** START OF Material provided **

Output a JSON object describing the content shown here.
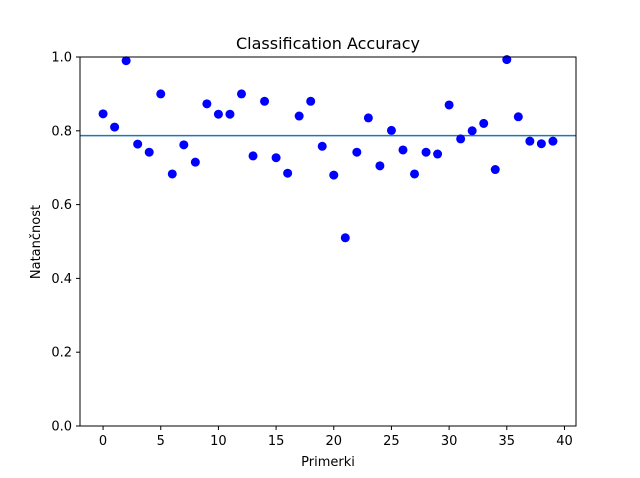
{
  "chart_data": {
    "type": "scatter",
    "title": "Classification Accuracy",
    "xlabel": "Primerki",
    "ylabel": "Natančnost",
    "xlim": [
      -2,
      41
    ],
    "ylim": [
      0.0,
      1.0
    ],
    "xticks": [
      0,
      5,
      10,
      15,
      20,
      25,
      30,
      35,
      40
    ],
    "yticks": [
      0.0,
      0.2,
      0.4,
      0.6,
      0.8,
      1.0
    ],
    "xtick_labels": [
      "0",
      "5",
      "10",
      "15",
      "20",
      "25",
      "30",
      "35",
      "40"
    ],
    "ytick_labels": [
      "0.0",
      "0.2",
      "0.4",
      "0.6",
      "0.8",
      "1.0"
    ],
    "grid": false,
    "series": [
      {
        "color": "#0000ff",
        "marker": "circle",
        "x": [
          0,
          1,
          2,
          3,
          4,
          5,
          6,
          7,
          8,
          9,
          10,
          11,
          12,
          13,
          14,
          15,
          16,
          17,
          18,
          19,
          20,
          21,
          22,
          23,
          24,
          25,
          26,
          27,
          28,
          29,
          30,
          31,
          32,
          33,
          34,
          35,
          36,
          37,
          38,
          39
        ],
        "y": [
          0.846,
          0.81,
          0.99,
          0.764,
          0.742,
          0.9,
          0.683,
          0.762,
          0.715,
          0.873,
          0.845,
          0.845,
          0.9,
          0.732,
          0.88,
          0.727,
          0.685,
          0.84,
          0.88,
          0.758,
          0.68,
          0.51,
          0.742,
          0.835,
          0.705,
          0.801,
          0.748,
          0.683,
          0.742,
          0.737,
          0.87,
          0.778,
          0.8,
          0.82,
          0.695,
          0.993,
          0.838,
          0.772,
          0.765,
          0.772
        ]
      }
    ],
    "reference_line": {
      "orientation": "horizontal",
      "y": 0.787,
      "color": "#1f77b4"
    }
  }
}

** END OF Material provided **

**Task brief**
Go through the listing above and write it all out exactly, leaving out any picture.

**Solution to the problem**
Output a JSON object describing the content shown here.
{
  "chart_data": {
    "type": "scatter",
    "title": "Classification Accuracy",
    "xlabel": "Primerki",
    "ylabel": "Natančnost",
    "xlim": [
      -2,
      41
    ],
    "ylim": [
      0.0,
      1.0
    ],
    "xticks": [
      0,
      5,
      10,
      15,
      20,
      25,
      30,
      35,
      40
    ],
    "yticks": [
      0.0,
      0.2,
      0.4,
      0.6,
      0.8,
      1.0
    ],
    "xtick_labels": [
      "0",
      "5",
      "10",
      "15",
      "20",
      "25",
      "30",
      "35",
      "40"
    ],
    "ytick_labels": [
      "0.0",
      "0.2",
      "0.4",
      "0.6",
      "0.8",
      "1.0"
    ],
    "grid": false,
    "series": [
      {
        "color": "#0000ff",
        "marker": "circle",
        "x": [
          0,
          1,
          2,
          3,
          4,
          5,
          6,
          7,
          8,
          9,
          10,
          11,
          12,
          13,
          14,
          15,
          16,
          17,
          18,
          19,
          20,
          21,
          22,
          23,
          24,
          25,
          26,
          27,
          28,
          29,
          30,
          31,
          32,
          33,
          34,
          35,
          36,
          37,
          38,
          39
        ],
        "y": [
          0.846,
          0.81,
          0.99,
          0.764,
          0.742,
          0.9,
          0.683,
          0.762,
          0.715,
          0.873,
          0.845,
          0.845,
          0.9,
          0.732,
          0.88,
          0.727,
          0.685,
          0.84,
          0.88,
          0.758,
          0.68,
          0.51,
          0.742,
          0.835,
          0.705,
          0.801,
          0.748,
          0.683,
          0.742,
          0.737,
          0.87,
          0.778,
          0.8,
          0.82,
          0.695,
          0.993,
          0.838,
          0.772,
          0.765,
          0.772
        ]
      }
    ],
    "reference_line": {
      "orientation": "horizontal",
      "y": 0.787,
      "color": "#1f77b4"
    }
  }
}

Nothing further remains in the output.